# [GOAL OF THE EXERCISE]
Exactly reproduce each line of the listing that follows.
========================================
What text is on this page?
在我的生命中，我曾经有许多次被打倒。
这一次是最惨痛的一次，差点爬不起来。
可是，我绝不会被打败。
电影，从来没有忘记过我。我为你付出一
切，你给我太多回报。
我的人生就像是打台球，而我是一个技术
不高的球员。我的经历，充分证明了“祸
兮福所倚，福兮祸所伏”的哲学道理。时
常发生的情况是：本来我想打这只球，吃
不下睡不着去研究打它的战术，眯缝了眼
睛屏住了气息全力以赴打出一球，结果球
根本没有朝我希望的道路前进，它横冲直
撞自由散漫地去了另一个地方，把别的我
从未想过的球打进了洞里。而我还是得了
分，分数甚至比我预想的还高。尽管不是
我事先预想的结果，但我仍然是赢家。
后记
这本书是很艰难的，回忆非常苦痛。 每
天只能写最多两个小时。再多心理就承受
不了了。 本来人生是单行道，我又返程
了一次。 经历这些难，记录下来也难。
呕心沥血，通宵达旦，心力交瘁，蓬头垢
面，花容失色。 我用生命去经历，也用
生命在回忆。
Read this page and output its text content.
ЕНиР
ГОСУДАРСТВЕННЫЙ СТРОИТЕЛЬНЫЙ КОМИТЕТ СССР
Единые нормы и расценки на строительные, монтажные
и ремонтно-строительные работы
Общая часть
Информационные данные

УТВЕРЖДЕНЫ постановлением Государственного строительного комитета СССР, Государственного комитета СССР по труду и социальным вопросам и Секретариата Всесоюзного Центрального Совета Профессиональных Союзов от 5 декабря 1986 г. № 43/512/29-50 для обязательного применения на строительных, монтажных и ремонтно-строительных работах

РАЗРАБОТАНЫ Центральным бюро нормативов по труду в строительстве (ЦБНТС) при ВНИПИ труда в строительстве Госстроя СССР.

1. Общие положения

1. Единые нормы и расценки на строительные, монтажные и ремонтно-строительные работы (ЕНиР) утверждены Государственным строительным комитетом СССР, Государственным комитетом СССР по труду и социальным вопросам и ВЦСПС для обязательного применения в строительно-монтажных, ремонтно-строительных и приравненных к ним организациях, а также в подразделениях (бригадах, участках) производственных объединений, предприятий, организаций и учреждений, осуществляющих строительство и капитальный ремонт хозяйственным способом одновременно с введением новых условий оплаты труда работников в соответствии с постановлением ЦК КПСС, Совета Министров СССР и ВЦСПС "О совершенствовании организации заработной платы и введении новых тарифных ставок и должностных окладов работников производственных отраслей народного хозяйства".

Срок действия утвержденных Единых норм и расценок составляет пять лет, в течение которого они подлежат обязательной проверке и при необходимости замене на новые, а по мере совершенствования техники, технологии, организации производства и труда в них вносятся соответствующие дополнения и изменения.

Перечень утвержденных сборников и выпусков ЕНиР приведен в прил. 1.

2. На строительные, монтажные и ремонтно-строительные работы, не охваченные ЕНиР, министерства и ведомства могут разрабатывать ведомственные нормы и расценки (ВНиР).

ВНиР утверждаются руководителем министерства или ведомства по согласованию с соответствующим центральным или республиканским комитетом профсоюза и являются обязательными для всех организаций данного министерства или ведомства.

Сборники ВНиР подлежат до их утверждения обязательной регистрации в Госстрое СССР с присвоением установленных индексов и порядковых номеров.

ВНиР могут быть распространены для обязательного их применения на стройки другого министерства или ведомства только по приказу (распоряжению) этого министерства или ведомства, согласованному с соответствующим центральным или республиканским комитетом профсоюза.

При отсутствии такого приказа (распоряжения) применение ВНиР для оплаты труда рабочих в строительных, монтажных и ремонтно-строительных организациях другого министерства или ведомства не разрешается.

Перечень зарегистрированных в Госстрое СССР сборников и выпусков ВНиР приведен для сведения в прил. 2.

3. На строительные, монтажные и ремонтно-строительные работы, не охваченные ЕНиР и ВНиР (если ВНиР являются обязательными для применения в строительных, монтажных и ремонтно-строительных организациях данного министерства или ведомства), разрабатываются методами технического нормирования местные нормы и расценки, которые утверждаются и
========================================
# [SOLUTION TO THE PROBLEM]
What text is on this page?
在我的生命中，我曾经有许多次被打倒。
这一次是最惨痛的一次，差点爬不起来。
可是，我绝不会被打败。
电影，从来没有忘记过我。我为你付出一
切，你给我太多回报。
我的人生就像是打台球，而我是一个技术
不高的球员。我的经历，充分证明了“祸
兮福所倚，福兮祸所伏”的哲学道理。时
常发生的情况是：本来我想打这只球，吃
不下睡不着去研究打它的战术，眯缝了眼
睛屏住了气息全力以赴打出一球，结果球
根本没有朝我希望的道路前进，它横冲直
撞自由散漫地去了另一个地方，把别的我
从未想过的球打进了洞里。而我还是得了
分，分数甚至比我预想的还高。尽管不是
我事先预想的结果，但我仍然是赢家。
后记
这本书是很艰难的，回忆非常苦痛。 每
天只能写最多两个小时。再多心理就承受
不了了。 本来人生是单行道，我又返程
了一次。 经历这些难，记录下来也难。
呕心沥血，通宵达旦，心力交瘁，蓬头垢
面，花容失色。 我用生命去经历，也用
生命在回忆。
Read this page and output its text content.
ЕНиР
ГОСУДАРСТВЕННЫЙ СТРОИТЕЛЬНЫЙ КОМИТЕТ СССР
Единые нормы и расценки на строительные, монтажные
и ремонтно-строительные работы
Общая часть
Информационные данные

УТВЕРЖДЕНЫ постановлением Государственного строительного комитета СССР, Государственного комитета СССР по труду и социальным вопросам и Секретариата Всесоюзного Центрального Совета Профессиональных Союзов от 5 декабря 1986 г. № 43/512/29-50 для обязательного применения на строительных, монтажных и ремонтно-строительных работах

РАЗРАБОТАНЫ Центральным бюро нормативов по труду в строительстве (ЦБНТС) при ВНИПИ труда в строительстве Госстроя СССР.

1. Общие положения

1. Единые нормы и расценки на строительные, монтажные и ремонтно-строительные работы (ЕНиР) утверждены Государственным строительным комитетом СССР, Государственным комитетом СССР по труду и социальным вопросам и ВЦСПС для обязательного применения в строительно-монтажных, ремонтно-строительных и приравненных к ним организациях, а также в подразделениях (бригадах, участках) производственных объединений, предприятий, организаций и учреждений, осуществляющих строительство и капитальный ремонт хозяйственным способом одновременно с введением новых условий оплаты труда работников в соответствии с постановлением ЦК КПСС, Совета Министров СССР и ВЦСПС "О совершенствовании организации заработной платы и введении новых тарифных ставок и должностных окладов работников производственных отраслей народного хозяйства".

Срок действия утвержденных Единых норм и расценок составляет пять лет, в течение которого они подлежат обязательной проверке и при необходимости замене на новые, а по мере совершенствования техники, технологии, организации производства и труда в них вносятся соответствующие дополнения и изменения.

Перечень утвержденных сборников и выпусков ЕНиР приведен в прил. 1.

2. На строительные, монтажные и ремонтно-строительные работы, не охваченные ЕНиР, министерства и ведомства могут разрабатывать ведомственные нормы и расценки (ВНиР).

ВНиР утверждаются руководителем министерства или ведомства по согласованию с соответствующим центральным или республиканским комитетом профсоюза и являются обязательными для всех организаций данного министерства или ведомства.

Сборники ВНиР подлежат до их утверждения обязательной регистрации в Госстрое СССР с присвоением установленных индексов и порядковых номеров.

ВНиР могут быть распространены для обязательного их применения на стройки другого министерства или ведомства только по приказу (распоряжению) этого министерства или ведомства, согласованному с соответствующим центральным или республиканским комитетом профсоюза.

При отсутствии такого приказа (распоряжения) применение ВНиР для оплаты труда рабочих в строительных, монтажных и ремонтно-строительных организациях другого министерства или ведомства не разрешается.

Перечень зарегистрированных в Госстрое СССР сборников и выпусков ВНиР приведен для сведения в прил. 2.

3. На строительные, монтажные и ремонтно-строительные работы, не охваченные ЕНиР и ВНиР (если ВНиР являются обязательными для применения в строительных, монтажных и ремонтно-строительных организациях данного министерства или ведомства), разрабатываются методами технического нормирования местные нормы и расценки, которые утверждаются и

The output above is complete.